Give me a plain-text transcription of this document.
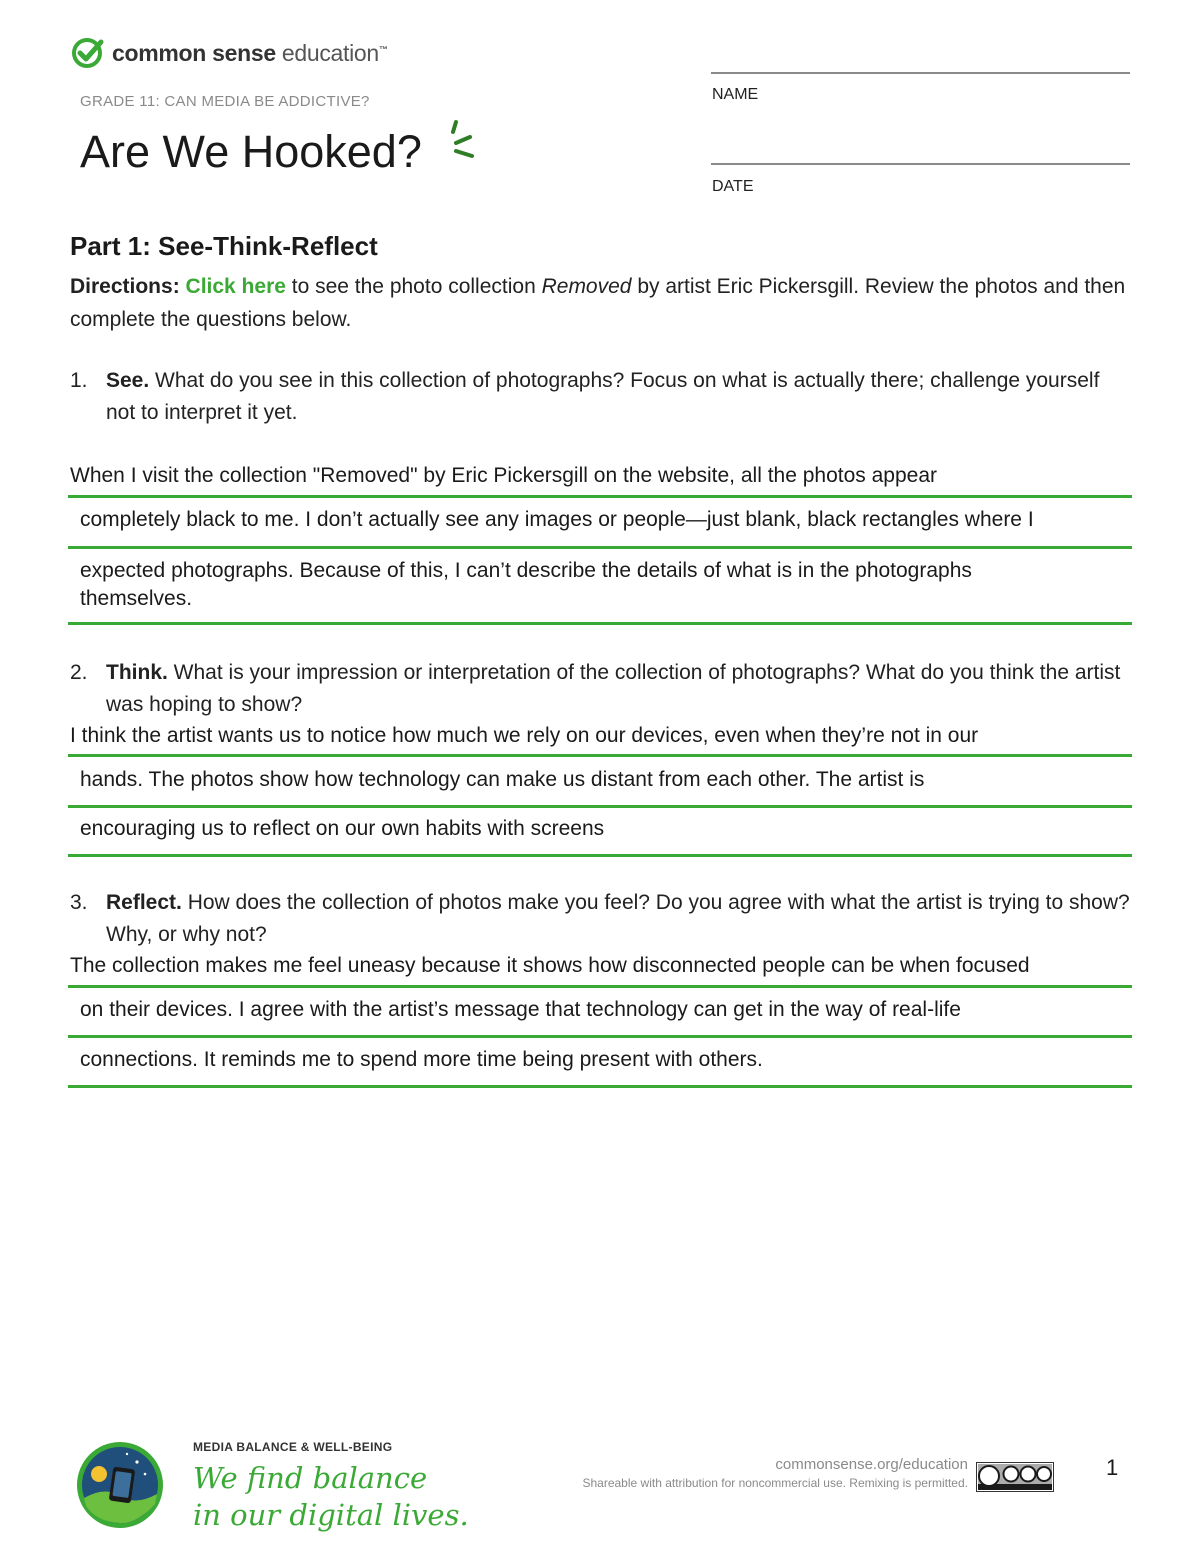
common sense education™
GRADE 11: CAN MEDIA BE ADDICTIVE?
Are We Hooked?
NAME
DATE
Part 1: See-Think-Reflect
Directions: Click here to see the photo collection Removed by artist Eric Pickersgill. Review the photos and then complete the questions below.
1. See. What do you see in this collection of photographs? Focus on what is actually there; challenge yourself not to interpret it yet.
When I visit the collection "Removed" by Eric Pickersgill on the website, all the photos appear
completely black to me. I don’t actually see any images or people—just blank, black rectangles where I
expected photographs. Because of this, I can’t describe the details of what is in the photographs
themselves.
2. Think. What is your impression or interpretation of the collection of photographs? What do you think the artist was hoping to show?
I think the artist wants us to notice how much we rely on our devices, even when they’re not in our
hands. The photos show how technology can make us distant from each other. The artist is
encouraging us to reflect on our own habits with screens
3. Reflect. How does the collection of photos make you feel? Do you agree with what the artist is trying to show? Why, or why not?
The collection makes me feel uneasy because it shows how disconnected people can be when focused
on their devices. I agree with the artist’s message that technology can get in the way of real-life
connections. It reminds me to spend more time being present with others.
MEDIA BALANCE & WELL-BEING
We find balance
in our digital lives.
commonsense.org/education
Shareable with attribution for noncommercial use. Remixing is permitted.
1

WORK INSTRUCTIONS: Make an exact copy of the whole listing, but don't bring over any pictures.

RESPONSE FOR THIS EXERCISE:
Give me a plain-text transcription of this document.
common sense education™
GRADE 11: CAN MEDIA BE ADDICTIVE?
Are We Hooked?
NAME
DATE
Part 1: See-Think-Reflect
Directions: Click here to see the photo collection Removed by artist Eric Pickersgill. Review the photos and then complete the questions below.
1. See. What do you see in this collection of photographs? Focus on what is actually there; challenge yourself not to interpret it yet.
When I visit the collection "Removed" by Eric Pickersgill on the website, all the photos appear
completely black to me. I don’t actually see any images or people—just blank, black rectangles where I
expected photographs. Because of this, I can’t describe the details of what is in the photographs
themselves.
2. Think. What is your impression or interpretation of the collection of photographs? What do you think the artist was hoping to show?
I think the artist wants us to notice how much we rely on our devices, even when they’re not in our
hands. The photos show how technology can make us distant from each other. The artist is
encouraging us to reflect on our own habits with screens
3. Reflect. How does the collection of photos make you feel? Do you agree with what the artist is trying to show? Why, or why not?
The collection makes me feel uneasy because it shows how disconnected people can be when focused
on their devices. I agree with the artist’s message that technology can get in the way of real-life
connections. It reminds me to spend more time being present with others.
MEDIA BALANCE & WELL-BEING
We find balance
in our digital lives.
commonsense.org/education
Shareable with attribution for noncommercial use. Remixing is permitted.
1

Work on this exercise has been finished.